* Direction: In the forum thread, what does Kimmy173 say they will go get in order to play on their own?

* Passage given:
START

We dont need these peasants storm lol.

We will have our own VIP thing, with gold tickets and lots of shiny things :mf_dribble:



Phil : victory:


----------



## Kimmy173 (Aug 2, 2007)

Philcw said:


> We dont need these peasants storm lol.
> 
> We will have our own VIP thing, with gold tickets and lots of shiny things :mf_dribble:
> 
> ...


aww don't say that. I like shiny things  

I'll just go get some foil and play on my own then :crazy:


----------



## Jake89 (May 30, 2007)

Keep on track of he threa peeps :lol2:

Yea Teeb's and crew me and Becci would deffo be up for that!


----------



## Philcw (Feb 7, 2008)

Kimmy173 said:


> aww don't say that. I like shiny things
> 
> I'll just go get some foil and play on my own then :crazy:


Lol dont know why but that made me chuckle!



Phil


----------



## Kimmy173 (Aug 2, 2007)

Philcw said:


> Lol dont know why but that made me chuckle!
> 
> 
> 
> Phil


right then we're even  I can stop talking to you now lol :Na_Na_Na_Na:: victory::mf_dribble:


----------



## Philcw (Feb 7, 2008)

Kimmy173 said:


> right then we're even  I can stop talking to you now lol :Na_Na_Na_Na:: victory::mf_dribble:


You keep telling yourself that lol


Phil


----------

END

* Recorded information:

START

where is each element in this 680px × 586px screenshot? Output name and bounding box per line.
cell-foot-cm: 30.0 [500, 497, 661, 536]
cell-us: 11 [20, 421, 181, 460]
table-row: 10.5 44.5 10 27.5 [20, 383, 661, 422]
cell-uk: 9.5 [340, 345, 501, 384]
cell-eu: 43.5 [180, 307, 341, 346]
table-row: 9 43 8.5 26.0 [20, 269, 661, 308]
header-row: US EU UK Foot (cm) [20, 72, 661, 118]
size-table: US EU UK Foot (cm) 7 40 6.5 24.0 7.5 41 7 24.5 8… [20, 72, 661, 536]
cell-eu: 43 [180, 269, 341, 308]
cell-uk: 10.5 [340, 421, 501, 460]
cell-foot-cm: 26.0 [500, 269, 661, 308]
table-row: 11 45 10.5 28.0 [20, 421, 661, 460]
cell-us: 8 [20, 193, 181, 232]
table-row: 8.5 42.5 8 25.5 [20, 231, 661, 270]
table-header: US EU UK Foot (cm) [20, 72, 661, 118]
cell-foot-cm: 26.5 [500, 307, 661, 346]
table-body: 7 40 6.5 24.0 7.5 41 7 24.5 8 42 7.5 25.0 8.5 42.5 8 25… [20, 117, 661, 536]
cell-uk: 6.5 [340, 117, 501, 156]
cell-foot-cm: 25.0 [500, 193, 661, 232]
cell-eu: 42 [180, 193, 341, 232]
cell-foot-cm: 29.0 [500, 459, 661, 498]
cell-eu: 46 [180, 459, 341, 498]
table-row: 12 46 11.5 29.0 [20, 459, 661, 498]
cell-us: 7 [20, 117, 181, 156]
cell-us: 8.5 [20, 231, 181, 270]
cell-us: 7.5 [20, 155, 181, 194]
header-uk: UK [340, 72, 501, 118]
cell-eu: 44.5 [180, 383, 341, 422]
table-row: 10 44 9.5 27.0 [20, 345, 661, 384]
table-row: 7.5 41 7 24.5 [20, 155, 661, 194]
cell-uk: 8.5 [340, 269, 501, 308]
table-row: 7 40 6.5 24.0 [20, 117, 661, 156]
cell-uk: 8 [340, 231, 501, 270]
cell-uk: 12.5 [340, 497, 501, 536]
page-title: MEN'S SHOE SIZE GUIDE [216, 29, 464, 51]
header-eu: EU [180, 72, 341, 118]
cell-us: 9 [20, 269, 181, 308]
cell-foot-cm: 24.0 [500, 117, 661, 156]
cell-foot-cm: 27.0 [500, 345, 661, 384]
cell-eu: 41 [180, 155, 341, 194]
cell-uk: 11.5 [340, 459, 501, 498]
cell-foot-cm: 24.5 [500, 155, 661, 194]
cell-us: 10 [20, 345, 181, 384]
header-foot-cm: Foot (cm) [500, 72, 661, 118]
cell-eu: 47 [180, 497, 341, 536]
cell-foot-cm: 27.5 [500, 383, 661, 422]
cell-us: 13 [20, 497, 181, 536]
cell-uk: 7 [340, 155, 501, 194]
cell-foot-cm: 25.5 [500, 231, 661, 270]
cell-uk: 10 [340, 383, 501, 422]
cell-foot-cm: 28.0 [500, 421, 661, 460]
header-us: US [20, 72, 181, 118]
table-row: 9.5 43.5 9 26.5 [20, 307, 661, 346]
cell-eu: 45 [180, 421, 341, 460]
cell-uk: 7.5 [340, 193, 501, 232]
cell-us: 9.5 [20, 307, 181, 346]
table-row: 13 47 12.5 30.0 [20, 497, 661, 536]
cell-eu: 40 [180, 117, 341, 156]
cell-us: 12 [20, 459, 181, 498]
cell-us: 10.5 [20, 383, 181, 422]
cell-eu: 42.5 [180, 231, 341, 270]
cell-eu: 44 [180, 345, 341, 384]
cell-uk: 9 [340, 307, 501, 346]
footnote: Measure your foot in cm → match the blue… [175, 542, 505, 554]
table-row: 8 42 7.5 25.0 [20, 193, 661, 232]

END

* Task result: Some foil.